PROMPT: Where a line of the listing below includes the word "colors", reproduce that line.

-- START --

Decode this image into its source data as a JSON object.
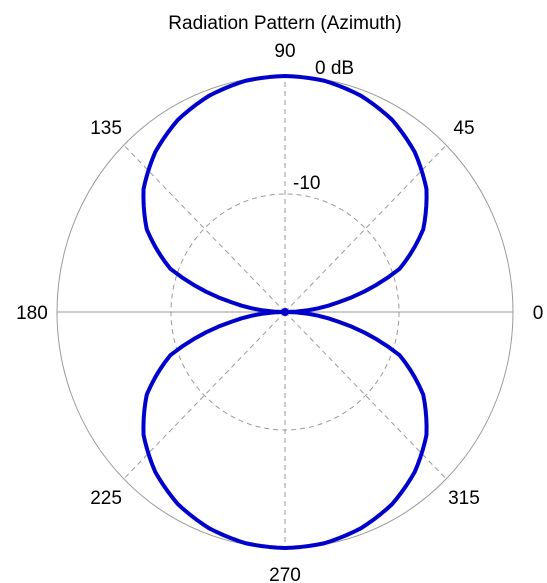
{
  "chart_data": {
    "type": "polar-line",
    "title": "Radiation Pattern (Azimuth)",
    "angle_unit": "degrees",
    "angle_labels": [
      "0",
      "45",
      "90",
      "135",
      "180",
      "225",
      "270",
      "315"
    ],
    "radial_ticks": [
      {
        "value": 0,
        "label": "0 dB"
      },
      {
        "value": -10,
        "label": "-10"
      }
    ],
    "r_range_db": [
      -20,
      0
    ],
    "grid": true,
    "series": [
      {
        "color": "#0000cc",
        "angles_deg": [
          0,
          10,
          20,
          30,
          40,
          50,
          60,
          70,
          80,
          90,
          100,
          110,
          120,
          130,
          140,
          150,
          160,
          170,
          180,
          190,
          200,
          210,
          220,
          230,
          240,
          250,
          260,
          270,
          280,
          290,
          300,
          310,
          320,
          330,
          340,
          350,
          360
        ],
        "gain_db": [
          -20.0,
          -15.2,
          -9.3,
          -6.0,
          -3.8,
          -2.3,
          -1.2,
          -0.5,
          -0.1,
          0.0,
          -0.1,
          -0.5,
          -1.2,
          -2.3,
          -3.8,
          -6.0,
          -9.3,
          -15.2,
          -20.0,
          -15.2,
          -9.3,
          -6.0,
          -3.8,
          -2.3,
          -1.2,
          -0.5,
          -0.1,
          0.0,
          -0.1,
          -0.5,
          -1.2,
          -2.3,
          -3.8,
          -6.0,
          -9.3,
          -15.2,
          -20.0
        ]
      }
    ]
  }
}
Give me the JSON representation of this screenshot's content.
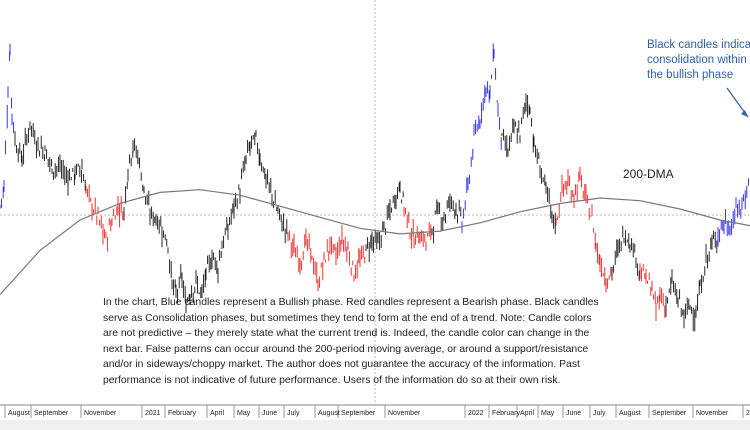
{
  "chart_data": {
    "type": "candlestick",
    "phases_legend": {
      "bullish": {
        "color": "#1f1ff0",
        "label": "Bullish phase"
      },
      "bearish": {
        "color": "#ee1c1c",
        "label": "Bearish phase"
      },
      "consolidation": {
        "color": "#111111",
        "label": "Consolidation phase"
      }
    },
    "moving_average_label": "200-DMA",
    "annotation": [
      "Black candles indicat",
      "consolidation within",
      "the bullish phase"
    ],
    "note": "In the chart, Blue candles represent a Bullish phase. Red candles represent a Bearish phase. Black candles serve as Consolidation phases, but sometimes they tend to form at the end of a trend. Note: Candle colors are not predictive – they merely state what the current trend is. Indeed, the candle color can change in the next bar. False patterns can occur around the 200-period moving average, or around a support/resistance and/or in sideways/choppy market. The author does not guarantee the accuracy of the information. Past performance is not indicative of future performance. Users of the information do so at their own risk.",
    "x_tick_labels": [
      "August",
      "September",
      "November",
      "2021",
      "February",
      "April",
      "May",
      "June",
      "July",
      "August",
      "September",
      "November",
      "2022",
      "February",
      "April",
      "May",
      "June",
      "July",
      "August",
      "September",
      "November",
      "2"
    ],
    "price_segments": [
      {
        "phase": "bullish",
        "points": [
          [
            0,
            0.38
          ],
          [
            4,
            0.45
          ],
          [
            8,
            0.8
          ],
          [
            10,
            0.95
          ],
          [
            12,
            0.72
          ],
          [
            15,
            0.62
          ]
        ]
      },
      {
        "phase": "consolidation",
        "points": [
          [
            15,
            0.62
          ],
          [
            22,
            0.55
          ],
          [
            30,
            0.68
          ],
          [
            38,
            0.6
          ],
          [
            45,
            0.58
          ],
          [
            52,
            0.52
          ],
          [
            60,
            0.52
          ],
          [
            68,
            0.48
          ],
          [
            75,
            0.5
          ],
          [
            82,
            0.52
          ],
          [
            86,
            0.44
          ]
        ]
      },
      {
        "phase": "bearish",
        "points": [
          [
            86,
            0.44
          ],
          [
            92,
            0.38
          ],
          [
            98,
            0.34
          ],
          [
            103,
            0.28
          ],
          [
            106,
            0.26
          ],
          [
            112,
            0.33
          ],
          [
            118,
            0.38
          ],
          [
            124,
            0.36
          ]
        ]
      },
      {
        "phase": "consolidation",
        "points": [
          [
            124,
            0.36
          ],
          [
            128,
            0.52
          ],
          [
            133,
            0.6
          ],
          [
            138,
            0.56
          ],
          [
            144,
            0.44
          ],
          [
            150,
            0.35
          ],
          [
            156,
            0.34
          ],
          [
            162,
            0.3
          ],
          [
            168,
            0.24
          ],
          [
            172,
            0.1
          ],
          [
            176,
            0.06
          ],
          [
            182,
            0.12
          ],
          [
            186,
            0.02
          ],
          [
            190,
            0.07
          ],
          [
            196,
            0.1
          ],
          [
            202,
            0.06
          ],
          [
            206,
            0.13
          ],
          [
            212,
            0.2
          ],
          [
            218,
            0.16
          ],
          [
            222,
            0.24
          ],
          [
            228,
            0.3
          ],
          [
            234,
            0.38
          ],
          [
            240,
            0.44
          ],
          [
            246,
            0.55
          ],
          [
            250,
            0.6
          ],
          [
            256,
            0.62
          ],
          [
            260,
            0.56
          ],
          [
            266,
            0.48
          ],
          [
            272,
            0.42
          ],
          [
            278,
            0.36
          ],
          [
            282,
            0.32
          ],
          [
            288,
            0.28
          ]
        ]
      },
      {
        "phase": "bearish",
        "points": [
          [
            288,
            0.28
          ],
          [
            294,
            0.22
          ],
          [
            300,
            0.18
          ],
          [
            306,
            0.25
          ],
          [
            312,
            0.2
          ],
          [
            318,
            0.1
          ],
          [
            324,
            0.18
          ],
          [
            330,
            0.24
          ],
          [
            336,
            0.2
          ],
          [
            342,
            0.26
          ],
          [
            348,
            0.22
          ],
          [
            354,
            0.14
          ],
          [
            360,
            0.18
          ],
          [
            366,
            0.22
          ]
        ]
      },
      {
        "phase": "consolidation",
        "points": [
          [
            366,
            0.22
          ],
          [
            372,
            0.26
          ],
          [
            378,
            0.24
          ],
          [
            384,
            0.3
          ],
          [
            390,
            0.36
          ],
          [
            396,
            0.42
          ],
          [
            400,
            0.46
          ],
          [
            404,
            0.38
          ]
        ]
      },
      {
        "phase": "bearish",
        "points": [
          [
            404,
            0.38
          ],
          [
            410,
            0.3
          ],
          [
            414,
            0.26
          ],
          [
            420,
            0.28
          ],
          [
            426,
            0.25
          ],
          [
            432,
            0.3
          ]
        ]
      },
      {
        "phase": "consolidation",
        "points": [
          [
            432,
            0.3
          ],
          [
            438,
            0.36
          ],
          [
            444,
            0.34
          ],
          [
            450,
            0.4
          ],
          [
            456,
            0.38
          ],
          [
            462,
            0.32
          ]
        ]
      },
      {
        "phase": "bullish",
        "points": [
          [
            462,
            0.32
          ],
          [
            468,
            0.45
          ],
          [
            474,
            0.62
          ],
          [
            480,
            0.7
          ],
          [
            486,
            0.82
          ],
          [
            490,
            0.78
          ],
          [
            494,
            0.95
          ],
          [
            498,
            0.72
          ],
          [
            502,
            0.62
          ]
        ]
      },
      {
        "phase": "consolidation",
        "points": [
          [
            502,
            0.62
          ],
          [
            508,
            0.58
          ],
          [
            514,
            0.66
          ],
          [
            520,
            0.64
          ],
          [
            526,
            0.76
          ],
          [
            530,
            0.74
          ],
          [
            534,
            0.6
          ],
          [
            540,
            0.52
          ],
          [
            546,
            0.44
          ],
          [
            552,
            0.34
          ],
          [
            556,
            0.32
          ]
        ]
      },
      {
        "phase": "bearish",
        "points": [
          [
            556,
            0.32
          ],
          [
            562,
            0.44
          ],
          [
            568,
            0.46
          ],
          [
            574,
            0.42
          ],
          [
            580,
            0.48
          ],
          [
            586,
            0.4
          ],
          [
            592,
            0.34
          ],
          [
            596,
            0.24
          ],
          [
            600,
            0.18
          ],
          [
            606,
            0.12
          ],
          [
            612,
            0.14
          ]
        ]
      },
      {
        "phase": "consolidation",
        "points": [
          [
            612,
            0.14
          ],
          [
            618,
            0.22
          ],
          [
            624,
            0.28
          ],
          [
            630,
            0.26
          ],
          [
            636,
            0.2
          ],
          [
            640,
            0.14
          ]
        ]
      },
      {
        "phase": "bearish",
        "points": [
          [
            640,
            0.14
          ],
          [
            646,
            0.12
          ],
          [
            652,
            0.08
          ],
          [
            656,
            0.0
          ],
          [
            660,
            0.06
          ],
          [
            666,
            0.02
          ]
        ]
      },
      {
        "phase": "consolidation",
        "points": [
          [
            666,
            0.02
          ],
          [
            672,
            0.1
          ],
          [
            678,
            0.04
          ],
          [
            684,
            -0.02
          ],
          [
            690,
            0.02
          ],
          [
            696,
            -0.01
          ],
          [
            700,
            0.08
          ],
          [
            706,
            0.18
          ],
          [
            712,
            0.24
          ],
          [
            718,
            0.28
          ]
        ]
      },
      {
        "phase": "bullish",
        "points": [
          [
            718,
            0.28
          ],
          [
            724,
            0.32
          ],
          [
            730,
            0.3
          ],
          [
            736,
            0.36
          ],
          [
            742,
            0.38
          ],
          [
            750,
            0.48
          ]
        ]
      }
    ],
    "ma_points": [
      [
        0,
        0.06
      ],
      [
        40,
        0.22
      ],
      [
        80,
        0.33
      ],
      [
        120,
        0.39
      ],
      [
        160,
        0.43
      ],
      [
        200,
        0.44
      ],
      [
        240,
        0.42
      ],
      [
        280,
        0.38
      ],
      [
        320,
        0.34
      ],
      [
        360,
        0.3
      ],
      [
        400,
        0.28
      ],
      [
        440,
        0.29
      ],
      [
        480,
        0.32
      ],
      [
        520,
        0.36
      ],
      [
        560,
        0.39
      ],
      [
        600,
        0.41
      ],
      [
        640,
        0.4
      ],
      [
        680,
        0.37
      ],
      [
        720,
        0.33
      ],
      [
        750,
        0.31
      ]
    ],
    "y_range": [
      -0.05,
      1.0
    ],
    "grid": true
  },
  "colors": {
    "bullish": "#1f1ff0",
    "bearish": "#ee1c1c",
    "consolidation": "#111111",
    "ma": "#777777",
    "annotation": "#2f5fa8"
  }
}
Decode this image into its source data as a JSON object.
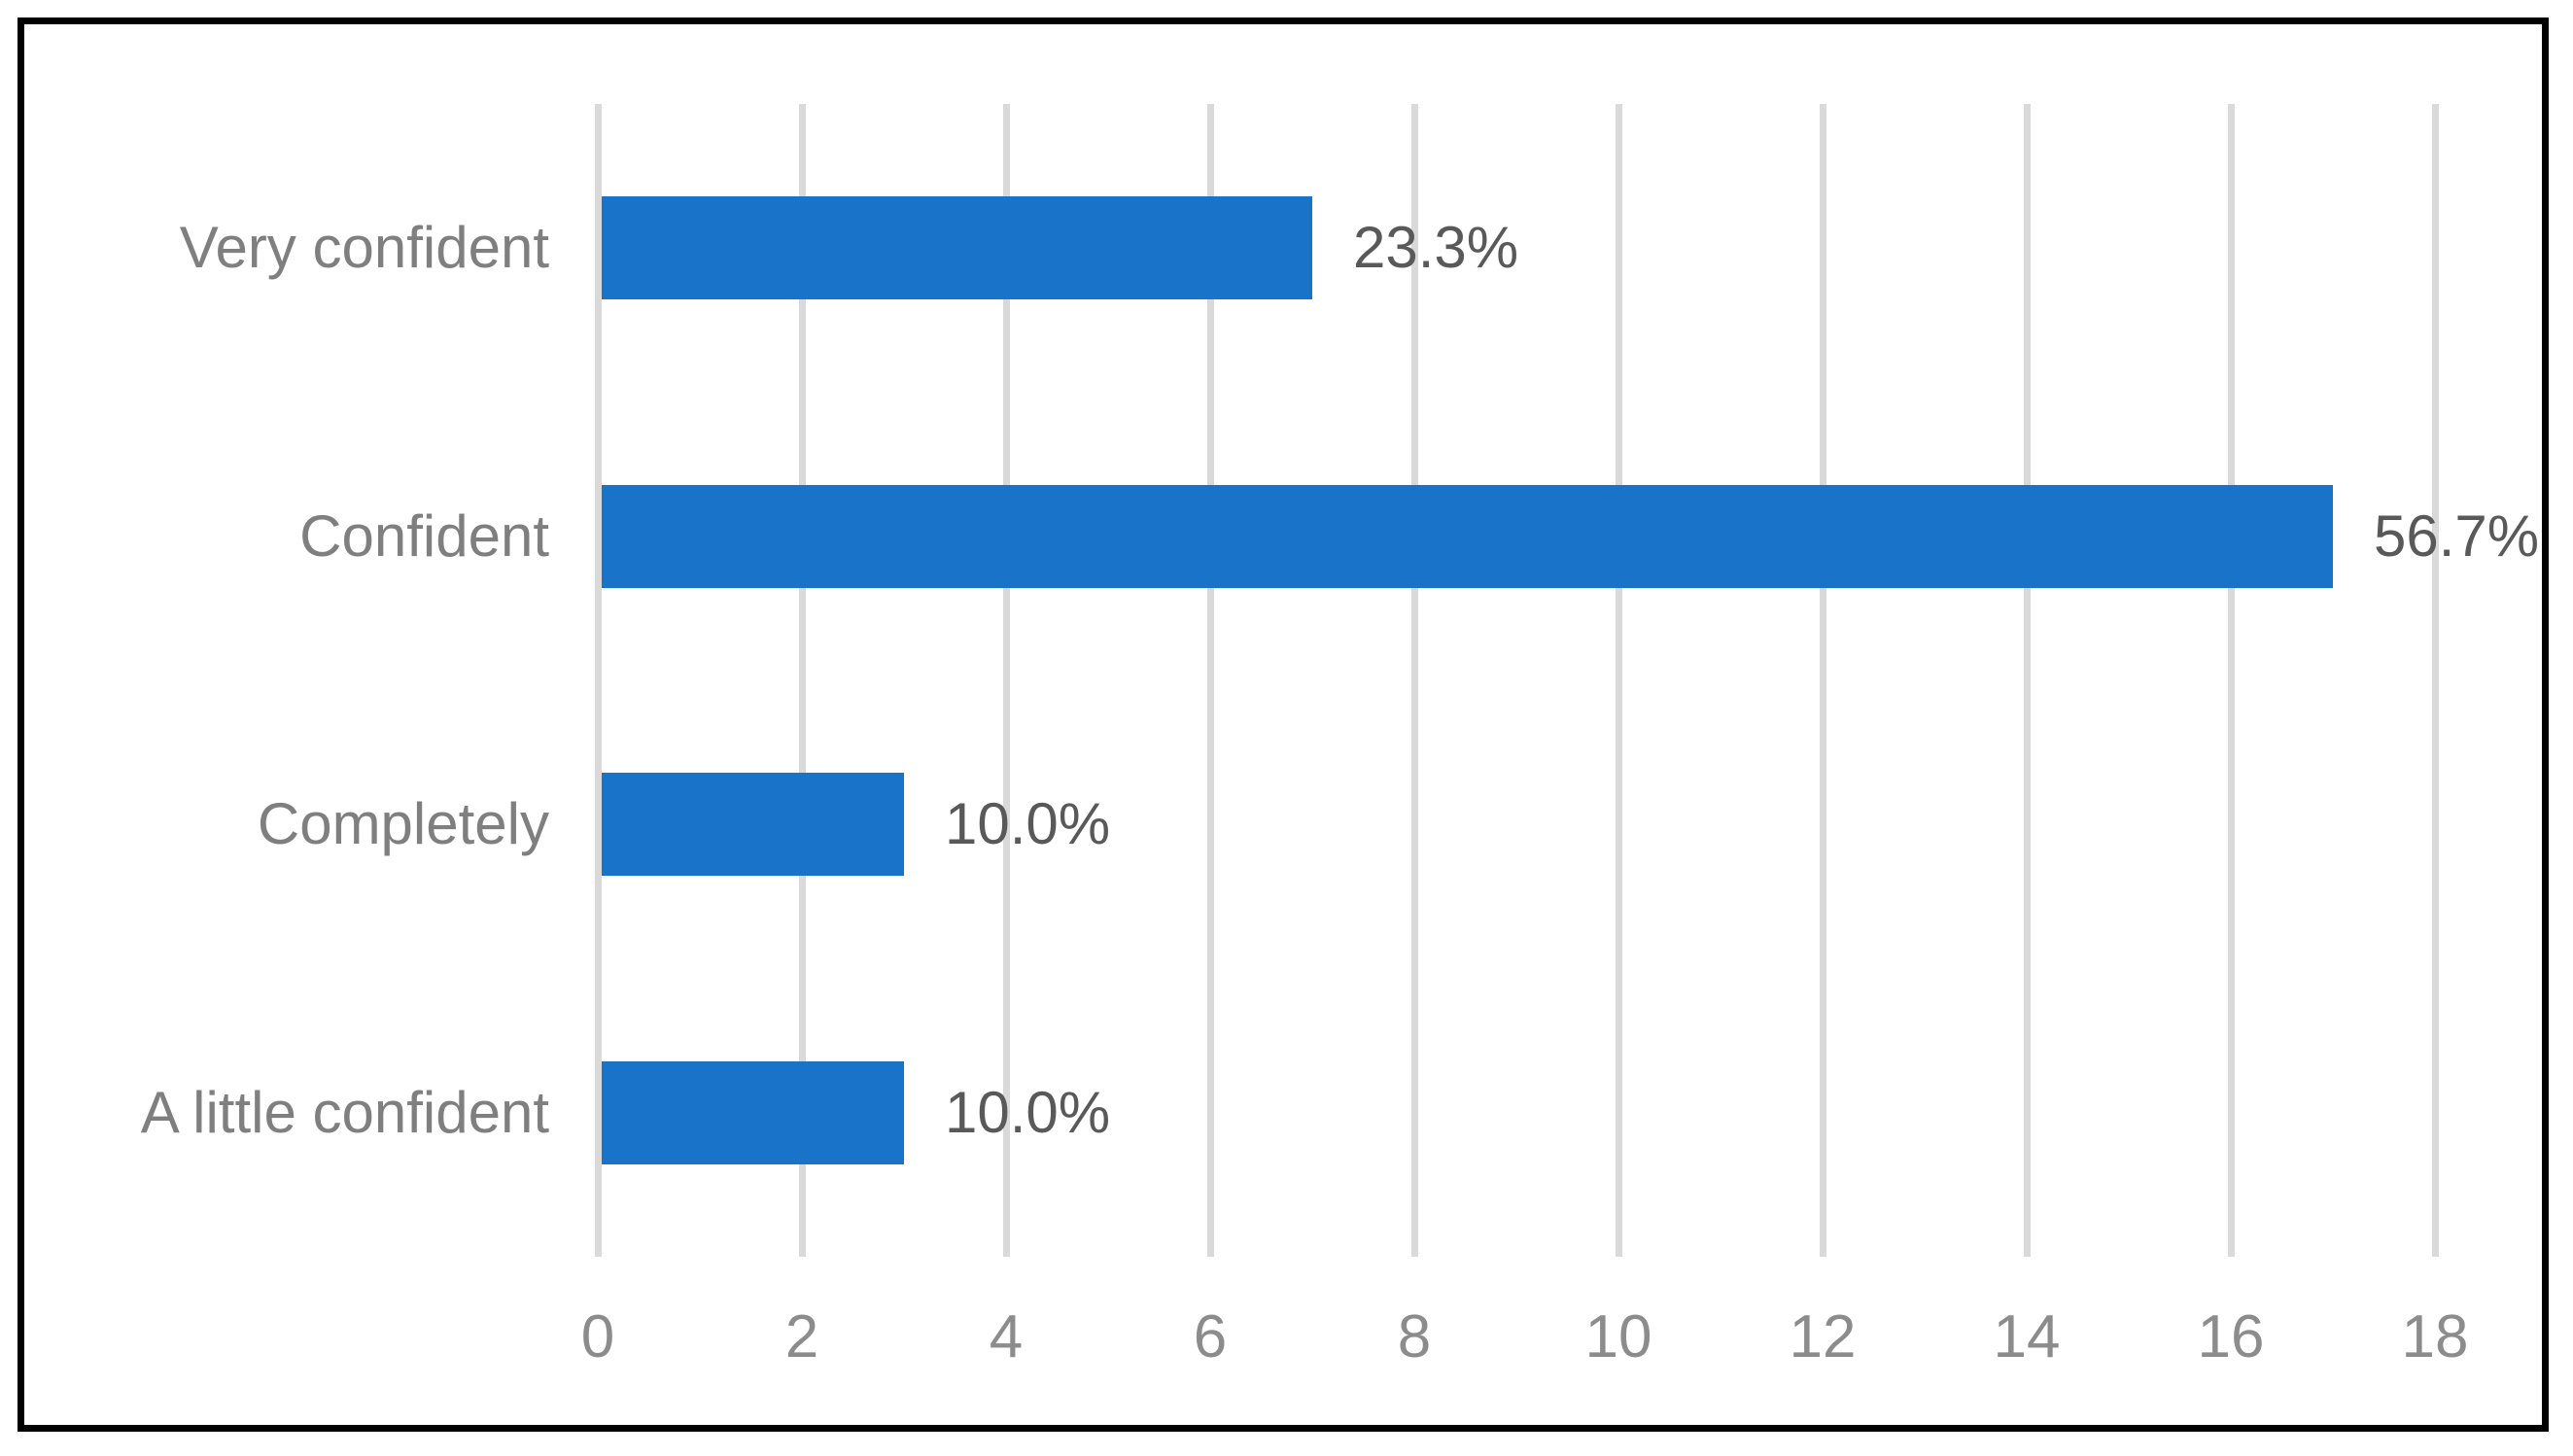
{
  "figure": {
    "background": "#ffffff",
    "border_color": "#000000"
  },
  "chart_data": {
    "type": "bar",
    "orientation": "horizontal",
    "title": "",
    "categories": [
      "Very confident",
      "Confident",
      "Completely",
      "A little confident"
    ],
    "values": [
      7,
      17,
      3,
      3
    ],
    "data_labels": [
      "23.3%",
      "56.7%",
      "10.0%",
      "10.0%"
    ],
    "xlabel": "",
    "ylabel": "",
    "xlim": [
      0,
      18
    ],
    "xticks": [
      0,
      2,
      4,
      6,
      8,
      10,
      12,
      14,
      16,
      18
    ],
    "grid": "vertical",
    "legend": false,
    "colors": {
      "bar": "#1873C9",
      "gridline": "#D9D9D9",
      "category_label": "#7F7F7F",
      "data_label": "#595959",
      "tick_label": "#8C8C8C",
      "border": "#000000"
    }
  }
}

-- END --

WRITTEN SOLUTION:
    "note": "In the chart, Blue candles represent a Bullish phase. Red candles represent a Bearish phase. Black candles serve as Consolidation phases, but sometimes they tend to form at the end of a trend. Note: Candle colors are not predictive – they merely state what the current trend is. Indeed, the candle color can change in the next bar. False patterns can occur around the 200-period moving average, or around a support/resistance and/or in sideways/choppy market. The author does not guarantee the accuracy of the information. Past performance is not indicative of future performance. Users of the information do so at their own risk.",
  "colors": {
    "colors": {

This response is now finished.